Exercise aim | Provide an exact reproduction of every entry.

.....

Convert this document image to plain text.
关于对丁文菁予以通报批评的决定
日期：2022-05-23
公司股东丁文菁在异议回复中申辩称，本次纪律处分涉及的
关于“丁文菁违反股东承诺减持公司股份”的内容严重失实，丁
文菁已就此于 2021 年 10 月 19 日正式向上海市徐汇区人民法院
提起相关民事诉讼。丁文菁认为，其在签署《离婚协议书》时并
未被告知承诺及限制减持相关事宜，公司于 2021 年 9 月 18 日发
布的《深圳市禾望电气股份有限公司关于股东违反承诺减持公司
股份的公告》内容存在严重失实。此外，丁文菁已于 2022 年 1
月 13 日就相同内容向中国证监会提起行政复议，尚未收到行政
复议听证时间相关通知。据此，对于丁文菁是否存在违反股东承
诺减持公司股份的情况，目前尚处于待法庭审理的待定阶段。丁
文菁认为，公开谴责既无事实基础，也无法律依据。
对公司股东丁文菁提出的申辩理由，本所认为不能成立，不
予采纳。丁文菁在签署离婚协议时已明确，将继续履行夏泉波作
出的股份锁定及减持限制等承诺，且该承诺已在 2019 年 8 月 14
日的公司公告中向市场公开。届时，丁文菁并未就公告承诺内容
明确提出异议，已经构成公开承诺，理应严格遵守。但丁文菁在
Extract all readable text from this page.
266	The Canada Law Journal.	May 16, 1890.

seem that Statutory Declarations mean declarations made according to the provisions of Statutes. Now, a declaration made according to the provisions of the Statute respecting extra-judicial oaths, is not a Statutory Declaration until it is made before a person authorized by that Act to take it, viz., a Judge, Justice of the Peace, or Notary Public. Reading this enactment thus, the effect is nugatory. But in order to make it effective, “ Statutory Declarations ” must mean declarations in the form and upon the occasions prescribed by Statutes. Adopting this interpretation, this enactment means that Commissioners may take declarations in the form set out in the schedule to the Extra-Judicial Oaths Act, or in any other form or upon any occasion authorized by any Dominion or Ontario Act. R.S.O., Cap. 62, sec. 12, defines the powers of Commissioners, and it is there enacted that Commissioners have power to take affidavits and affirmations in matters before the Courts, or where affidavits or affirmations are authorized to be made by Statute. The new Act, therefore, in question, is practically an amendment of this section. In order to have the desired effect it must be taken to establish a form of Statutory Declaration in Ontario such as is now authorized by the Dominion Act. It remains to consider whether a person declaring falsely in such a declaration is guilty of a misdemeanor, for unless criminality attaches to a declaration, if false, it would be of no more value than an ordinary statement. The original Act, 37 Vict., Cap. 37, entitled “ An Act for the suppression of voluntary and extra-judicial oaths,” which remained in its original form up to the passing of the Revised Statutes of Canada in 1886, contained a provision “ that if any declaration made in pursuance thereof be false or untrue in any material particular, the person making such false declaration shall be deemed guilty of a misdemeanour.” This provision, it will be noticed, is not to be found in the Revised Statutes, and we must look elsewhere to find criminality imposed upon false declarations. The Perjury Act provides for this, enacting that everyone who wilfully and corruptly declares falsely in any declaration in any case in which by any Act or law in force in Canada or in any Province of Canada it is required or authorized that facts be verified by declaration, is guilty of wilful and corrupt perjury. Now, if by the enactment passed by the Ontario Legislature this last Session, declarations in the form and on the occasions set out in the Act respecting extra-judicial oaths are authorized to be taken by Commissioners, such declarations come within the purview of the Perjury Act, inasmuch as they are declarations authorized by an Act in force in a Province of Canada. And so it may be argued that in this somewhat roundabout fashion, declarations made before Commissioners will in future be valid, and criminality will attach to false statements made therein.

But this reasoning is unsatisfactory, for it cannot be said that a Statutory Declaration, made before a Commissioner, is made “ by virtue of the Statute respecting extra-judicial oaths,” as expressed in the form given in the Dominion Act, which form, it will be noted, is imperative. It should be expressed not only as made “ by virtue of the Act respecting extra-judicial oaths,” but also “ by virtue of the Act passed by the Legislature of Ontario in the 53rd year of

.....

Result |
Convert this document image to plain text.
关于对丁文菁予以通报批评的决定
日期：2022-05-23
公司股东丁文菁在异议回复中申辩称，本次纪律处分涉及的
关于“丁文菁违反股东承诺减持公司股份”的内容严重失实，丁
文菁已就此于 2021 年 10 月 19 日正式向上海市徐汇区人民法院
提起相关民事诉讼。丁文菁认为，其在签署《离婚协议书》时并
未被告知承诺及限制减持相关事宜，公司于 2021 年 9 月 18 日发
布的《深圳市禾望电气股份有限公司关于股东违反承诺减持公司
股份的公告》内容存在严重失实。此外，丁文菁已于 2022 年 1
月 13 日就相同内容向中国证监会提起行政复议，尚未收到行政
复议听证时间相关通知。据此，对于丁文菁是否存在违反股东承
诺减持公司股份的情况，目前尚处于待法庭审理的待定阶段。丁
文菁认为，公开谴责既无事实基础，也无法律依据。
对公司股东丁文菁提出的申辩理由，本所认为不能成立，不
予采纳。丁文菁在签署离婚协议时已明确，将继续履行夏泉波作
出的股份锁定及减持限制等承诺，且该承诺已在 2019 年 8 月 14
日的公司公告中向市场公开。届时，丁文菁并未就公告承诺内容
明确提出异议，已经构成公开承诺，理应严格遵守。但丁文菁在
Extract all readable text from this page.
266	The Canada Law Journal.	May 16, 1890.

seem that Statutory Declarations mean declarations made according to the provisions of Statutes. Now, a declaration made according to the provisions of the Statute respecting extra-judicial oaths, is not a Statutory Declaration until it is made before a person authorized by that Act to take it, viz., a Judge, Justice of the Peace, or Notary Public. Reading this enactment thus, the effect is nugatory. But in order to make it effective, “ Statutory Declarations ” must mean declarations in the form and upon the occasions prescribed by Statutes. Adopting this interpretation, this enactment means that Commissioners may take declarations in the form set out in the schedule to the Extra-Judicial Oaths Act, or in any other form or upon any occasion authorized by any Dominion or Ontario Act. R.S.O., Cap. 62, sec. 12, defines the powers of Commissioners, and it is there enacted that Commissioners have power to take affidavits and affirmations in matters before the Courts, or where affidavits or affirmations are authorized to be made by Statute. The new Act, therefore, in question, is practically an amendment of this section. In order to have the desired effect it must be taken to establish a form of Statutory Declaration in Ontario such as is now authorized by the Dominion Act. It remains to consider whether a person declaring falsely in such a declaration is guilty of a misdemeanor, for unless criminality attaches to a declaration, if false, it would be of no more value than an ordinary statement. The original Act, 37 Vict., Cap. 37, entitled “ An Act for the suppression of voluntary and extra-judicial oaths,” which remained in its original form up to the passing of the Revised Statutes of Canada in 1886, contained a provision “ that if any declaration made in pursuance thereof be false or untrue in any material particular, the person making such false declaration shall be deemed guilty of a misdemeanour.” This provision, it will be noticed, is not to be found in the Revised Statutes, and we must look elsewhere to find criminality imposed upon false declarations. The Perjury Act provides for this, enacting that everyone who wilfully and corruptly declares falsely in any declaration in any case in which by any Act or law in force in Canada or in any Province of Canada it is required or authorized that facts be verified by declaration, is guilty of wilful and corrupt perjury. Now, if by the enactment passed by the Ontario Legislature this last Session, declarations in the form and on the occasions set out in the Act respecting extra-judicial oaths are authorized to be taken by Commissioners, such declarations come within the purview of the Perjury Act, inasmuch as they are declarations authorized by an Act in force in a Province of Canada. And so it may be argued that in this somewhat roundabout fashion, declarations made before Commissioners will in future be valid, and criminality will attach to false statements made therein.

But this reasoning is unsatisfactory, for it cannot be said that a Statutory Declaration, made before a Commissioner, is made “ by virtue of the Statute respecting extra-judicial oaths,” as expressed in the form given in the Dominion Act, which form, it will be noted, is imperative. It should be expressed not only as made “ by virtue of the Act respecting extra-judicial oaths,” but also “ by virtue of the Act passed by the Legislature of Ontario in the 53rd year of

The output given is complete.